— What the exercise asks —
All lines below containing the string "Macrophages" are to be copied.

— Material to process —
>>>

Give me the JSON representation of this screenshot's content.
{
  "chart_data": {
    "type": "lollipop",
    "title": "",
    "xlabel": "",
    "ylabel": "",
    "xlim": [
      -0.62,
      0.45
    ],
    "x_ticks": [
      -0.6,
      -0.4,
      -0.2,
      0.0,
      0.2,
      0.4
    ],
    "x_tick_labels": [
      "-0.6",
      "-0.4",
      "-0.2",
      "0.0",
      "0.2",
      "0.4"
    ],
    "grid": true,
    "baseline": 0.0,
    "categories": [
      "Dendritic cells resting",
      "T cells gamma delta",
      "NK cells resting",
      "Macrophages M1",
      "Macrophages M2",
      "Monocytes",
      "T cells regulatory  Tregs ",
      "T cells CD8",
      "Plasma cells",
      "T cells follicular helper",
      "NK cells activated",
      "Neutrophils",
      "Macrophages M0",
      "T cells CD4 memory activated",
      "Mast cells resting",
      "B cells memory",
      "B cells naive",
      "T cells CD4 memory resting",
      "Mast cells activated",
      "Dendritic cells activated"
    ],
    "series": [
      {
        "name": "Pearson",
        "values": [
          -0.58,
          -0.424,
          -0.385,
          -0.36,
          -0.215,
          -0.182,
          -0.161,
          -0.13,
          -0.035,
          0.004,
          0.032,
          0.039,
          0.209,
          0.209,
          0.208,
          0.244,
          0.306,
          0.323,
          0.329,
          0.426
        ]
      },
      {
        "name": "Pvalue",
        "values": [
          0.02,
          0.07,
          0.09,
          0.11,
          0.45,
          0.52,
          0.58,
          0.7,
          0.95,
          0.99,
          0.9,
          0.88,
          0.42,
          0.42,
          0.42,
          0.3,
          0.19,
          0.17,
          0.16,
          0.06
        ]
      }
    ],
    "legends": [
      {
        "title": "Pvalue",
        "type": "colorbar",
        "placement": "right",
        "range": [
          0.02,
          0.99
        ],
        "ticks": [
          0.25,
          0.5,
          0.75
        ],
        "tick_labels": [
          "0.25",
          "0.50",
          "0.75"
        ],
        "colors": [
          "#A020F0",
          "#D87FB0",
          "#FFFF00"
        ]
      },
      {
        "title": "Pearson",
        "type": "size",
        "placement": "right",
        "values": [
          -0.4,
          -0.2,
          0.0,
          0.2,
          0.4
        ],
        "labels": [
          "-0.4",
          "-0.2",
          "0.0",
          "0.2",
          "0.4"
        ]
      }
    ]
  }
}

<<<

— Output of the exercise —
      "Macrophages M1",
      "Macrophages M2",
      "Macrophages M0",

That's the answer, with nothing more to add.